▶

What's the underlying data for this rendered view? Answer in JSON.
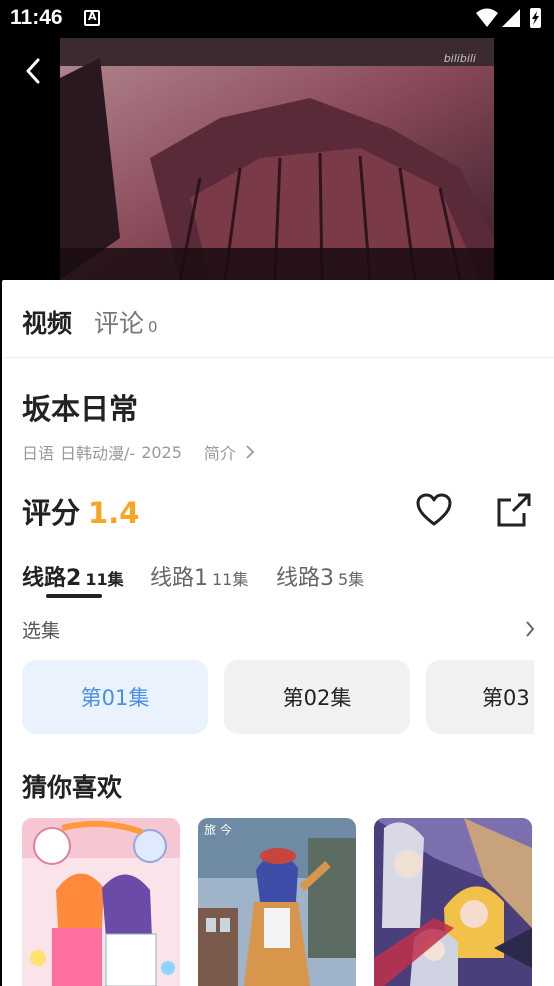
{
  "status_bar": {
    "time": "11:46"
  },
  "video": {
    "watermark": "bilibili"
  },
  "tabs": {
    "video_label": "视频",
    "comments_label": "评论",
    "comments_count": "0"
  },
  "anime": {
    "title": "坂本日常",
    "language": "日语",
    "category": "日韩动漫/-",
    "year": "2025",
    "intro_label": "简介"
  },
  "score": {
    "label": "评分",
    "value": "1.4"
  },
  "routes": [
    {
      "name": "线路2",
      "count": "11集",
      "active": true
    },
    {
      "name": "线路1",
      "count": "11集",
      "active": false
    },
    {
      "name": "线路3",
      "count": "5集",
      "active": false
    }
  ],
  "episodes": {
    "label": "选集",
    "items": [
      "第01集",
      "第02集",
      "第03"
    ]
  },
  "recommend": {
    "title": "猜你喜欢"
  },
  "colors": {
    "score": "#f5a623",
    "active_episode_text": "#4a90e2",
    "active_episode_bg": "#e9f2fd"
  },
  "icons": [
    "back-arrow-icon",
    "heart-icon",
    "share-icon",
    "chevron-right-icon"
  ]
}
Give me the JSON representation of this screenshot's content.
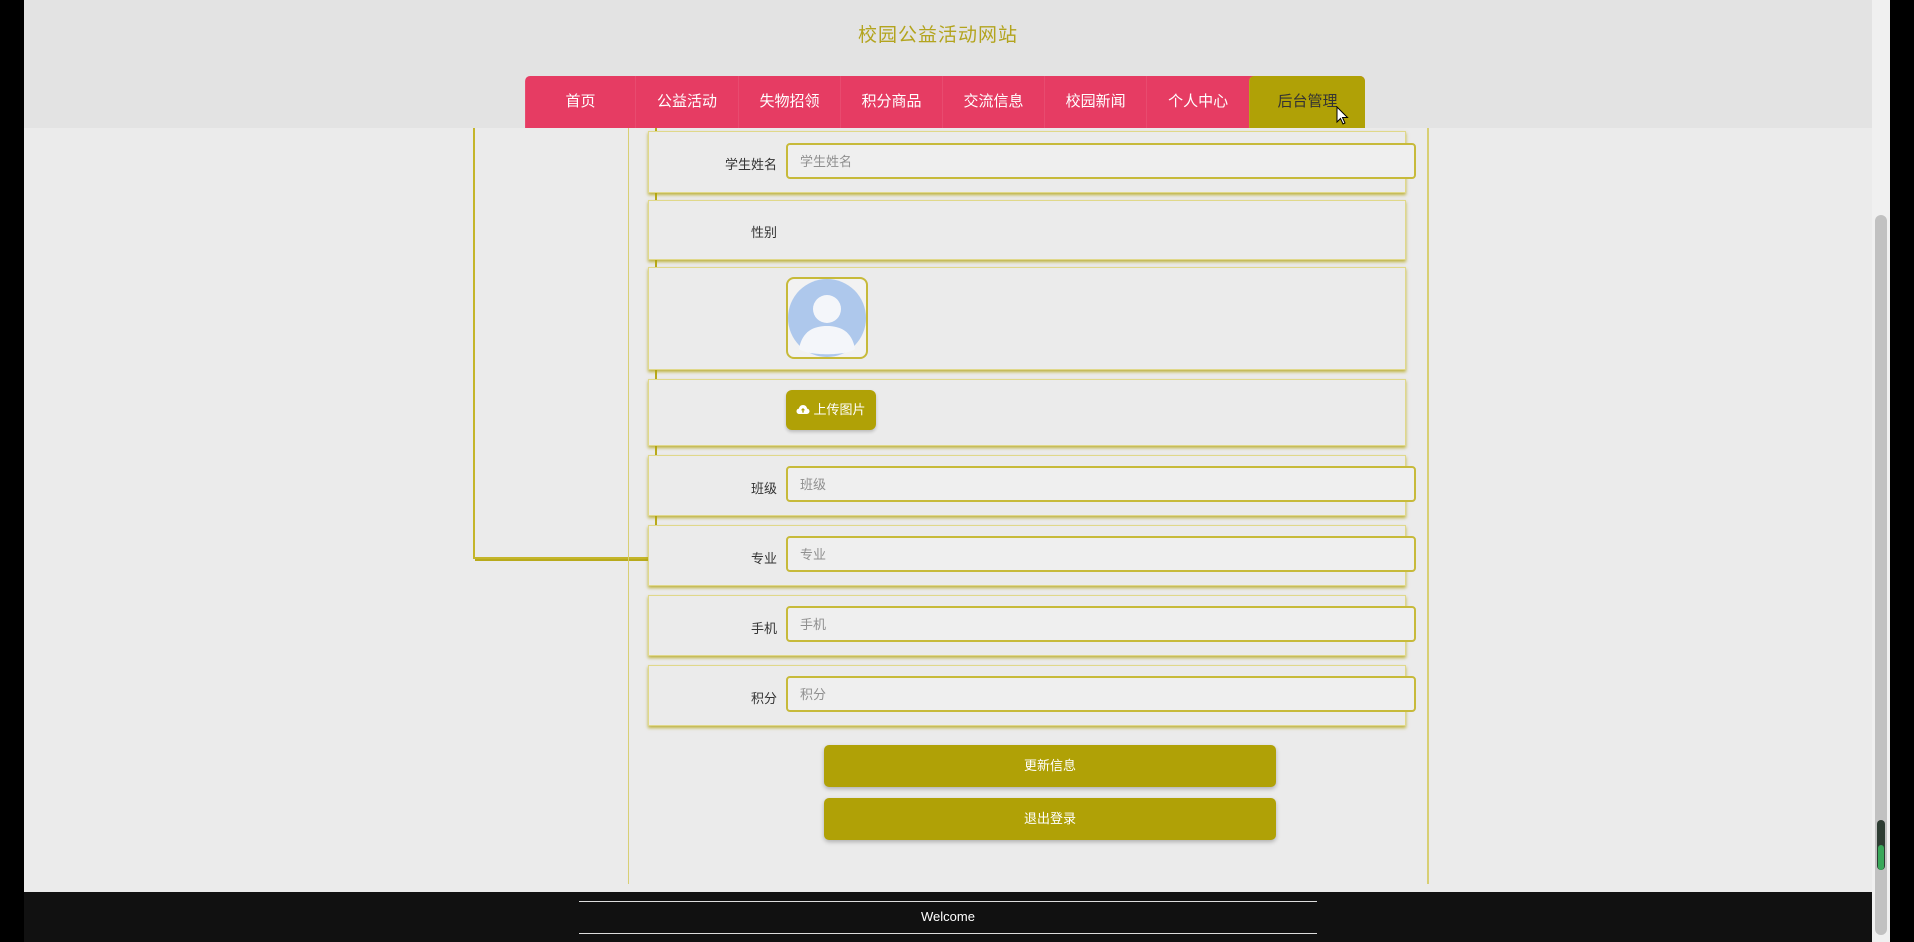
{
  "site": {
    "title": "校园公益活动网站"
  },
  "nav": {
    "items": [
      {
        "label": "首页"
      },
      {
        "label": "公益活动"
      },
      {
        "label": "失物招领"
      },
      {
        "label": "积分商品"
      },
      {
        "label": "交流信息"
      },
      {
        "label": "校园新闻"
      },
      {
        "label": "个人中心"
      },
      {
        "label": "后台管理"
      }
    ],
    "active_index": 7
  },
  "form": {
    "name": {
      "label": "学生姓名",
      "placeholder": "学生姓名",
      "value": ""
    },
    "gender": {
      "label": "性别"
    },
    "upload_label": "上传图片",
    "class": {
      "label": "班级",
      "placeholder": "班级",
      "value": ""
    },
    "major": {
      "label": "专业",
      "placeholder": "专业",
      "value": ""
    },
    "phone": {
      "label": "手机",
      "placeholder": "手机",
      "value": ""
    },
    "points": {
      "label": "积分",
      "placeholder": "积分",
      "value": ""
    }
  },
  "buttons": {
    "update": "更新信息",
    "logout": "退出登录"
  },
  "footer": {
    "text": "Welcome"
  },
  "colors": {
    "accent": "#b0a106",
    "nav": "#e63c63",
    "title": "#b3a41e",
    "footer": "#111111"
  },
  "icons": {
    "upload": "cloud-upload-icon",
    "avatar": "default-avatar-icon",
    "cursor": "mouse-cursor-icon"
  }
}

◀

**What is needed:** Pictures are excluded; repeat every record exactly.

**Solution to this exercise:**
What's the underlying data for this rendered view? Answer in JSON.
{
  "status_bar": {
    "time": "11:46"
  },
  "video": {
    "watermark": "bilibili"
  },
  "tabs": {
    "video_label": "视频",
    "comments_label": "评论",
    "comments_count": "0"
  },
  "anime": {
    "title": "坂本日常",
    "language": "日语",
    "category": "日韩动漫/-",
    "year": "2025",
    "intro_label": "简介"
  },
  "score": {
    "label": "评分",
    "value": "1.4"
  },
  "routes": [
    {
      "name": "线路2",
      "count": "11集",
      "active": true
    },
    {
      "name": "线路1",
      "count": "11集",
      "active": false
    },
    {
      "name": "线路3",
      "count": "5集",
      "active": false
    }
  ],
  "episodes": {
    "label": "选集",
    "items": [
      "第01集",
      "第02集",
      "第03"
    ]
  },
  "recommend": {
    "title": "猜你喜欢"
  },
  "colors": {
    "score": "#f5a623",
    "active_episode_text": "#4a90e2",
    "active_episode_bg": "#e9f2fd"
  },
  "icons": [
    "back-arrow-icon",
    "heart-icon",
    "share-icon",
    "chevron-right-icon"
  ]
}
Give me the JSON representation of this screenshot's content.
{
  "site": {
    "title": "校园公益活动网站"
  },
  "nav": {
    "items": [
      {
        "label": "首页"
      },
      {
        "label": "公益活动"
      },
      {
        "label": "失物招领"
      },
      {
        "label": "积分商品"
      },
      {
        "label": "交流信息"
      },
      {
        "label": "校园新闻"
      },
      {
        "label": "个人中心"
      },
      {
        "label": "后台管理"
      }
    ],
    "active_index": 7
  },
  "form": {
    "name": {
      "label": "学生姓名",
      "placeholder": "学生姓名",
      "value": ""
    },
    "gender": {
      "label": "性别"
    },
    "upload_label": "上传图片",
    "class": {
      "label": "班级",
      "placeholder": "班级",
      "value": ""
    },
    "major": {
      "label": "专业",
      "placeholder": "专业",
      "value": ""
    },
    "phone": {
      "label": "手机",
      "placeholder": "手机",
      "value": ""
    },
    "points": {
      "label": "积分",
      "placeholder": "积分",
      "value": ""
    }
  },
  "buttons": {
    "update": "更新信息",
    "logout": "退出登录"
  },
  "footer": {
    "text": "Welcome"
  },
  "colors": {
    "accent": "#b0a106",
    "nav": "#e63c63",
    "title": "#b3a41e",
    "footer": "#111111"
  },
  "icons": {
    "upload": "cloud-upload-icon",
    "avatar": "default-avatar-icon",
    "cursor": "mouse-cursor-icon"
  }
}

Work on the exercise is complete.